Records of document pages:

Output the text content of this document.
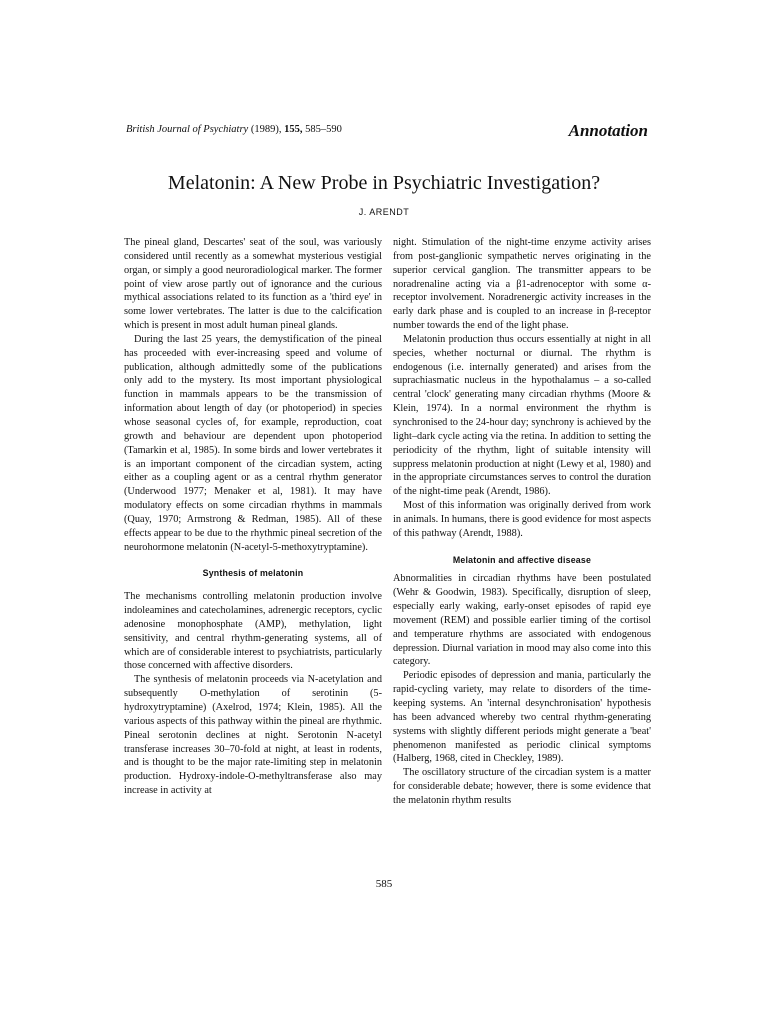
British Journal of Psychiatry (1989), 155, 585–590	Annotation
Melatonin: A New Probe in Psychiatric Investigation?
J. ARENDT

The pineal gland, Descartes' seat of the soul, was variously considered until recently as a somewhat mysterious vestigial organ, or simply a good neuroradiological marker. The former point of view arose partly out of ignorance and the curious mythical associations related to its function as a 'third eye' in some lower vertebrates. The latter is due to the calcification which is present in most adult human pineal glands.

During the last 25 years, the demystification of the pineal has proceeded with ever-increasing speed and volume of publication, although admittedly some of the publications only add to the mystery. Its most important physiological function in mammals appears to be the transmission of information about length of day (or photoperiod) in species whose seasonal cycles of, for example, reproduction, coat growth and behaviour are dependent upon photoperiod (Tamarkin et al, 1985). In some birds and lower vertebrates it is an important component of the circadian system, acting either as a coupling agent or as a central rhythm generator (Underwood 1977; Menaker et al, 1981). It may have modulatory effects on some circadian rhythms in mammals (Quay, 1970; Armstrong & Redman, 1985). All of these effects appear to be due to the rhythmic pineal secretion of the neurohormone melatonin (N-acetyl-5-methoxytryptamine).

Synthesis of melatonin

The mechanisms controlling melatonin production involve indoleamines and catecholamines, adrenergic receptors, cyclic adenosine monophosphate (AMP), methylation, light sensitivity, and central rhythm-generating systems, all of which are of considerable interest to psychiatrists, particularly those concerned with affective disorders.

The synthesis of melatonin proceeds via N-acetylation and subsequently O-methylation of serotinin (5-hydroxytryptamine) (Axelrod, 1974; Klein, 1985). All the various aspects of this pathway within the pineal are rhythmic. Pineal serotonin declines at night. Serotonin N-acetyl transferase increases 30–70-fold at night, at least in rodents, and is thought to be the major rate-limiting step in melatonin production. Hydroxy-indole-O-methyltransferase also may increase in activity at

night. Stimulation of the night-time enzyme activity arises from post-ganglionic sympathetic nerves originating in the superior cervical ganglion. The transmitter appears to be noradrenaline acting via a β1-adrenoceptor with some α-receptor involvement. Noradrenergic activity increases in the early dark phase and is coupled to an increase in β-receptor number towards the end of the light phase.

Melatonin production thus occurs essentially at night in all species, whether nocturnal or diurnal. The rhythm is endogenous (i.e. internally generated) and arises from the suprachiasmatic nucleus in the hypothalamus – a so-called central 'clock' generating many circadian rhythms (Moore & Klein, 1974). In a normal environment the rhythm is synchronised to the 24-hour day; synchrony is achieved by the light–dark cycle acting via the retina. In addition to setting the periodicity of the rhythm, light of suitable intensity will suppress melatonin production at night (Lewy et al, 1980) and in the appropriate circumstances serves to control the duration of the night-time peak (Arendt, 1986).

Most of this information was originally derived from work in animals. In humans, there is good evidence for most aspects of this pathway (Arendt, 1988).

Melatonin and affective disease

Abnormalities in circadian rhythms have been postulated (Wehr & Goodwin, 1983). Specifically, disruption of sleep, especially early waking, early-onset episodes of rapid eye movement (REM) and possible earlier timing of the cortisol and temperature rhythms are associated with endogenous depression. Diurnal variation in mood may also come into this category.

Periodic episodes of depression and mania, particularly the rapid-cycling variety, may relate to disorders of the time-keeping systems. An 'internal desynchronisation' hypothesis has been advanced whereby two central rhythm-generating systems with slightly different periods might generate a 'beat' phenomenon manifested as periodic clinical symptoms (Halberg, 1968, cited in Checkley, 1989).

The oscillatory structure of the circadian system is a matter for considerable debate; however, there is some evidence that the melatonin rhythm results

585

## Work task
In the records above, find each line with the string "methylation" and list it.

## Expected answer
The mechanisms controlling melatonin production involve indoleamines and catecholamines, adrenergic receptors, cyclic adenosine monophosphate (AMP), methylation, light sensitivity, and central rhythm-generating systems, all of which are of considerable interest to psychiatrists, particularly those concerned with affective disorders.
The synthesis of melatonin proceeds via N-acetylation and subsequently O-methylation of serotinin (5-hydroxytryptamine) (Axelrod, 1974; Klein, 1985). All the various aspects of this pathway within the pineal are rhythmic. Pineal serotonin declines at night. Serotonin N-acetyl transferase increases 30–70-fold at night, at least in rodents, and is thought to be the major rate-limiting step in melatonin production. Hydroxy-indole-O-methyltransferase also may increase in activity at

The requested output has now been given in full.